──────── PAGE TEXT

- Born: 29 January 1919 Tønning Parish, Denmark
- Died: 22 October 1980 (aged 61) Rønne
- Burial place: Østerlars, Denmark
- Education: Horsens State School (1937) Copenhagen University, (1944)
- Occupation: Theologian
- Church: Danish Santal Mission/Northern Evangelical Lutheran Church
- Congregations served: Allinge-Sandvig churches on Bornholm.
- Offices held: Pastor, Moltrup-Bjerning (1945–1946), Rector, Kaerabani Santal High School, Kaerabani (1947–1948), Missionary, Assam (1948–1953), Principal, Santal Theological Seminary, Benagaria (1953–1972), Associate Registrar, Senate of Serampore College (1972–1975), Registrar, Senate of Serampore College (1975–1978)
- Title: The Reverend Doctor

= J. T. Krogh =

Danish missionary (1919–1980)

Johannes Thoft Krogh (29 January 1919 – 22 October 1980) was the registrar of India's first University, the Senate of Serampore College, who was in office from 1975 through 1978.

As a missionary of the Northern Evangelical Lutheran Church, Krogh was one of the editors of the weekly, Pera Hoor which was published from 1922 in Santali language.

────────────────
──────── PROVIDED MATERIAL

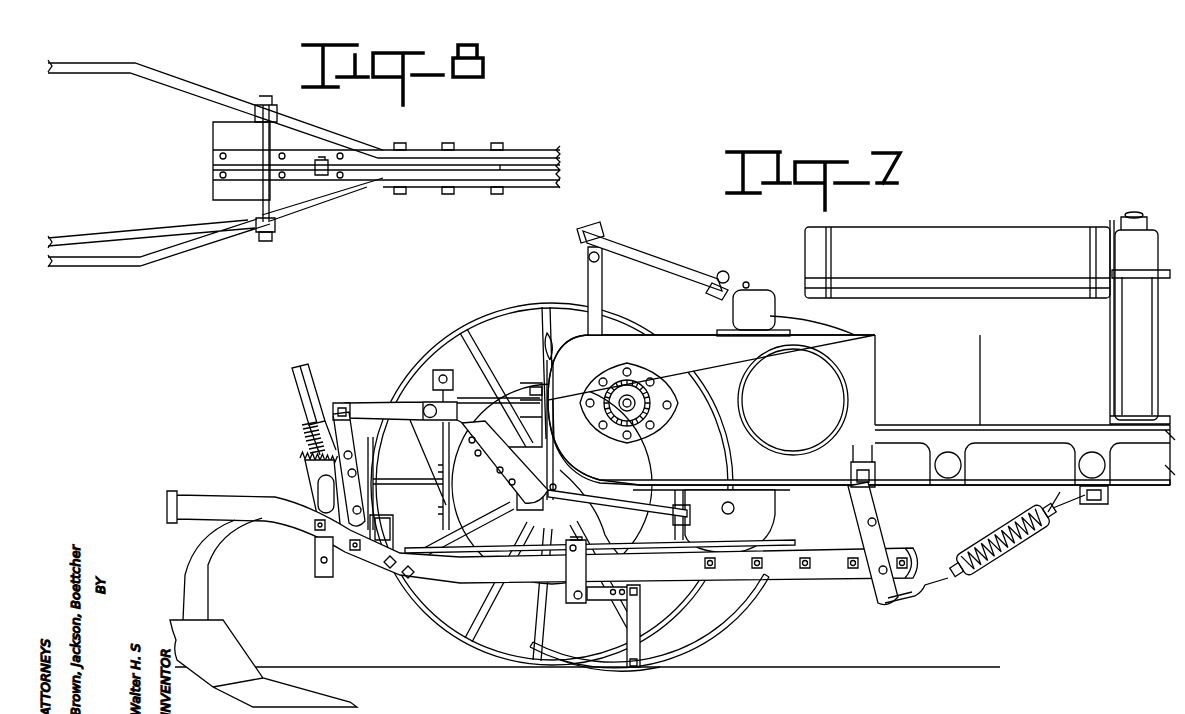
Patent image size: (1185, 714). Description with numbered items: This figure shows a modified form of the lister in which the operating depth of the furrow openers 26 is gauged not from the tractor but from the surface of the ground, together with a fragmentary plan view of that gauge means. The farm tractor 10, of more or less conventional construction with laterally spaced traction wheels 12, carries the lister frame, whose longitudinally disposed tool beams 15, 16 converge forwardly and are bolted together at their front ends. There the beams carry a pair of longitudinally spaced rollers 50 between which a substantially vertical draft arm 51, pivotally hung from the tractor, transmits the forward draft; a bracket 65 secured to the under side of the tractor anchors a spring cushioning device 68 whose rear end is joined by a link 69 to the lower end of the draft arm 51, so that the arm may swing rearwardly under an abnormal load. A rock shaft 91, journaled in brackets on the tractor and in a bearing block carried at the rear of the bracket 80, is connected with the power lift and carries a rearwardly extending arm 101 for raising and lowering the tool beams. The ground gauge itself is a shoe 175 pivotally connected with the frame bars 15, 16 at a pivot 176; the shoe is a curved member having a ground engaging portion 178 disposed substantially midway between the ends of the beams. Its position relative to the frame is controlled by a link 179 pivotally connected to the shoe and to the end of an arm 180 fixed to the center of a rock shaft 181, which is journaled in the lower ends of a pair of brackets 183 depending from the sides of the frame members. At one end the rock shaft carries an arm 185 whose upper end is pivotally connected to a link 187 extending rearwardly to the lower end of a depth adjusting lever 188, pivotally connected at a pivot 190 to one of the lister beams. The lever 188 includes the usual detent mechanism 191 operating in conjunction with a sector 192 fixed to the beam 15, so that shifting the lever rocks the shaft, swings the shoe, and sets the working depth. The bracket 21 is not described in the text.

In FIG. 7, the farm tractor 10 is at (972, 240).
In FIG. 7, the traction wheels 12 is at (488, 315).
In FIG. 8, the tool beam 15 is at (292, 210).
In FIG. 7, the tool beam 15 is at (497, 575).
In FIG. 8, the tool beam 16 is at (318, 132).
In FIG. 7, the bracket 21 is at (393, 542).
In FIG. 7, the furrow opener 26 is at (222, 644).
In FIG. 7, the rollers 50 is at (858, 548).
In FIG. 7, the draft arm 51 is at (832, 517).
In FIG. 7, the bracket 65 is at (1104, 494).
In FIG. 7, the spring cushioning device 68 is at (1000, 562).
In FIG. 7, the link 69 is at (930, 584).
In FIG. 7, the bracket 80 is at (508, 398).
In FIG. 7, the rock shaft 91 is at (425, 402).
In FIG. 7, the rearwardly extending arm 101 is at (358, 412).
In FIG. 8, the shoe 175 is at (368, 204).
In FIG. 7, the shoe 175 is at (710, 636).
In FIG. 8, the pivotal connection 176 is at (448, 187).
In FIG. 7, the pivotal connection 176 is at (806, 568).
In FIG. 7, the ground engaging portion 178 is at (602, 670).
In FIG. 7, the link 179 is at (641, 632).
In FIG. 8, the arm 180 is at (306, 165).
In FIG. 7, the arm 180 is at (600, 602).
In FIG. 8, the rock shaft 181 is at (262, 188).
In FIG. 8, the brackets 183 is at (264, 98).
In FIG. 7, the brackets 183 is at (565, 590).
In FIG. 8, the arm 185 is at (259, 243).
In FIG. 7, the arm 185 is at (550, 500).
In FIG. 7, the link 187 is at (497, 543).
In FIG. 7, the depth adjusting lever 188 is at (316, 555).
In FIG. 7, the pivotal connection 190 is at (318, 490).
In FIG. 7, the detent mechanism 191 is at (308, 443).
In FIG. 7, the sector 192 is at (305, 466).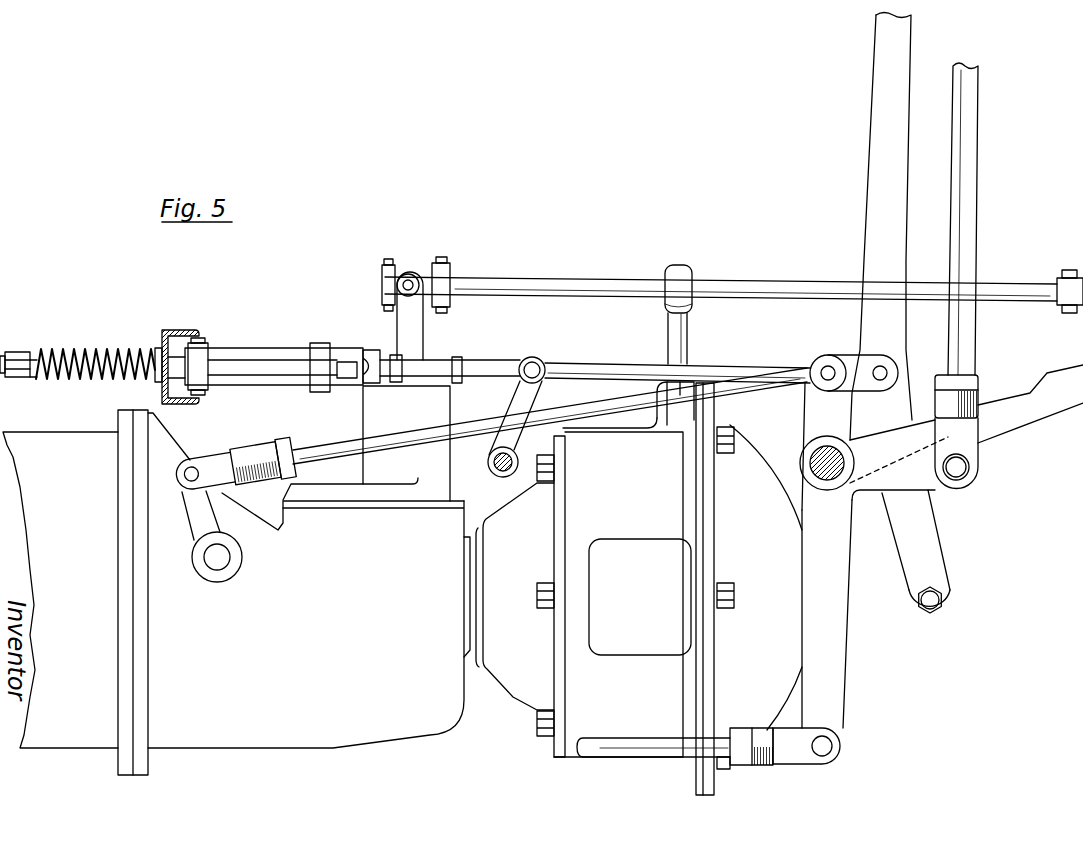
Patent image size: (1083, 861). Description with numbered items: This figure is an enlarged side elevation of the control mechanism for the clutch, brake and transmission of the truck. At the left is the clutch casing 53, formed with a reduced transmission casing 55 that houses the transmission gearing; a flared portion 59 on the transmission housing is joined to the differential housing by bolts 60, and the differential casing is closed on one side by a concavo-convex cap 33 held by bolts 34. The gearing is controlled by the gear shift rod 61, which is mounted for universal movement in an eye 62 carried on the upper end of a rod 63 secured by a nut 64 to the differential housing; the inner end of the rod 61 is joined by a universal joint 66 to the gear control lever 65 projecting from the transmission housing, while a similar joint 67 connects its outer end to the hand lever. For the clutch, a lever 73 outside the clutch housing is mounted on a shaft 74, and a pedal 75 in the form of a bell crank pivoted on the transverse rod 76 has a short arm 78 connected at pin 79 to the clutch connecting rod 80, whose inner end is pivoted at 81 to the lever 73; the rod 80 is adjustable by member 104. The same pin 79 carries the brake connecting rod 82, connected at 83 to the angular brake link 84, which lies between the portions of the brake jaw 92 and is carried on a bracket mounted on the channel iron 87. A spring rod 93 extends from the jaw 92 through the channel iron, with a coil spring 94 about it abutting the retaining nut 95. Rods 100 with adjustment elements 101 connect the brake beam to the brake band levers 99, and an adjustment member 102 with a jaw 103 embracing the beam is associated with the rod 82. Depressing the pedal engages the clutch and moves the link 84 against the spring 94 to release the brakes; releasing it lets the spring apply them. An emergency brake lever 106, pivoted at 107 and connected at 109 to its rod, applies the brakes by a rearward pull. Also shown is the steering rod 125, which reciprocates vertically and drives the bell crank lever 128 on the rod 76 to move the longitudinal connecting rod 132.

The concavo-convex cap 33 is at (749, 589).
The bolts 34 is at (734, 608).
The clutch casing 53 is at (60, 590).
The transmission casing 55 is at (309, 567).
The flared portion 59 is at (515, 596).
The bolts 60 is at (543, 609).
The gear shift rod 61 is at (543, 278).
The eye 62 is at (681, 283).
The rod 63 is at (682, 339).
The nut 64 is at (657, 386).
The gear control lever 65 is at (410, 330).
The universal joint 66 is at (411, 273).
The universal joint 67 is at (1070, 283).
The lever 73 is at (197, 509).
The shaft 74 is at (226, 556).
The pedal 75 is at (1040, 391).
The transverse rod 76 is at (812, 457).
The short arm 78 is at (821, 413).
The pin 79 is at (829, 366).
The clutch connecting rod 80 is at (420, 441).
The pivotal connection 81 is at (190, 468).
The brake connecting rod 82 is at (593, 362).
The connection 83 is at (209, 387).
The brake link 84 is at (214, 369).
The channel iron 87 is at (174, 333).
The brake jaw 92 is at (158, 379).
The spring rod 93 is at (85, 360).
The coil spring 94 is at (82, 374).
The retaining nut 95 is at (20, 376).
The brake band levers 99 is at (527, 394).
The rods 100 is at (430, 374).
The adjustment elements 101 is at (458, 379).
The adjustment member 102 is at (407, 358).
The jaw 103 is at (290, 377).
The adjustment member 104 is at (261, 455).
The emergency brake lever 106 is at (880, 198).
The pivot 107 is at (949, 600).
The pivotal connection 109 is at (886, 371).
The rod 125 is at (963, 207).
The bell crank lever 128 is at (827, 614).
The connecting rod 132 is at (617, 746).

────────────────

■ REQUEST 1: According to the J. T. Krogh biography, in which language was the weekly Pera Hoor published?
■ REQUEST 2: Decide whether each statement agrees with the J. T. Krogh biography, answering yes or no and quoting the deciding words: (a) Krogh was buried in Rønne. (b) Krogh served as Principal of the Santal Theological Seminary in Benagaria. (c) Krogh finished at Copenhagen University in 1937.
■ REQUEST 3: Reproduce the J. T. Krogh biography from "- Offices held: Pastor, Moltrup-Bjerning" to "Serampore College (1975–1978)".

■ WRITTEN ANSWER 1: Santali.

■ WRITTEN ANSWER 2:
(a) No: "Burial place: Østerlars, Denmark"
(b) Yes: "Principal, Santal Theological Seminary, Benagaria (1953–1972)"
(c) No: "Horsens State School (1937) Copenhagen University, (1944)"

■ WRITTEN ANSWER 3:
- Offices held: Pastor, Moltrup-Bjerning (1945–1946), Rector, Kaerabani Santal High School, Kaerabani (1947–1948), Missionary, Assam (1948–1953), Principal, Santal Theological Seminary, Benagaria (1953–1972), Associate Registrar, Senate of Serampore College (1972–1975), Registrar, Senate of Serampore College (1975–1978)